Data excerpts
- - - -
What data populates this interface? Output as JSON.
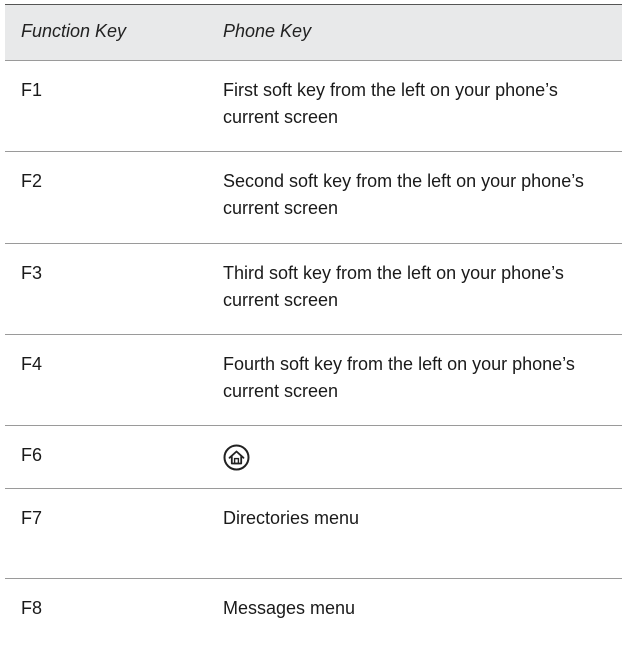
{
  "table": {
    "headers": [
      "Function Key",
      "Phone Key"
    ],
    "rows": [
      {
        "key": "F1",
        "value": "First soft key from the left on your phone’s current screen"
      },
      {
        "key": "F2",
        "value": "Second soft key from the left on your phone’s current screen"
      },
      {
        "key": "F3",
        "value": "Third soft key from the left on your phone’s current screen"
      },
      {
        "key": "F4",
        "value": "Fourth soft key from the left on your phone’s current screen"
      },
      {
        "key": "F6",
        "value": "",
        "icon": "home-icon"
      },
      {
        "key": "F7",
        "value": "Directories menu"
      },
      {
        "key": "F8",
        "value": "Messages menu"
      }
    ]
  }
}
- - - -
What is required
Each record should be quoted exactly, with the images omitted.

Full answer
What data populates this interface? Output as JSON.
{
  "table": {
    "headers": [
      "Function Key",
      "Phone Key"
    ],
    "rows": [
      {
        "key": "F1",
        "value": "First soft key from the left on your phone’s current screen"
      },
      {
        "key": "F2",
        "value": "Second soft key from the left on your phone’s current screen"
      },
      {
        "key": "F3",
        "value": "Third soft key from the left on your phone’s current screen"
      },
      {
        "key": "F4",
        "value": "Fourth soft key from the left on your phone’s current screen"
      },
      {
        "key": "F6",
        "value": "",
        "icon": "home-icon"
      },
      {
        "key": "F7",
        "value": "Directories menu"
      },
      {
        "key": "F8",
        "value": "Messages menu"
      }
    ]
  }
}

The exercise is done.